What this task involves: Send back all the data below, exactly as given.
[start]
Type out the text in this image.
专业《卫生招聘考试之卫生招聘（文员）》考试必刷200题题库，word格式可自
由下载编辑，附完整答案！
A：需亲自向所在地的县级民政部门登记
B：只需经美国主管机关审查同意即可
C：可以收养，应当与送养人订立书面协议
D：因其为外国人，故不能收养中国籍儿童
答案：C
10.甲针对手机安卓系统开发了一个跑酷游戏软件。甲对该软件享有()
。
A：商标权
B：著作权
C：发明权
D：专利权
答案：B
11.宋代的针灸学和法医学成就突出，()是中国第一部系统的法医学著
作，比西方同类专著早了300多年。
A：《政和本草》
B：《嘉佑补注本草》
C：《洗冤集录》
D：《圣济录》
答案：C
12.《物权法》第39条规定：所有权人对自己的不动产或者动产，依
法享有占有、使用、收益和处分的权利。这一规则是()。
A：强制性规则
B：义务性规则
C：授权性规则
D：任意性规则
[end]
Finished task:
Type out the text in this image.
专业《卫生招聘考试之卫生招聘（文员）》考试必刷200题题库，word格式可自
由下载编辑，附完整答案！
A：需亲自向所在地的县级民政部门登记
B：只需经美国主管机关审查同意即可
C：可以收养，应当与送养人订立书面协议
D：因其为外国人，故不能收养中国籍儿童
答案：C
10.甲针对手机安卓系统开发了一个跑酷游戏软件。甲对该软件享有()
。
A：商标权
B：著作权
C：发明权
D：专利权
答案：B
11.宋代的针灸学和法医学成就突出，()是中国第一部系统的法医学著
作，比西方同类专著早了300多年。
A：《政和本草》
B：《嘉佑补注本草》
C：《洗冤集录》
D：《圣济录》
答案：C
12.《物权法》第39条规定：所有权人对自己的不动产或者动产，依
法享有占有、使用、收益和处分的权利。这一规则是()。
A：强制性规则
B：义务性规则
C：授权性规则
D：任意性规则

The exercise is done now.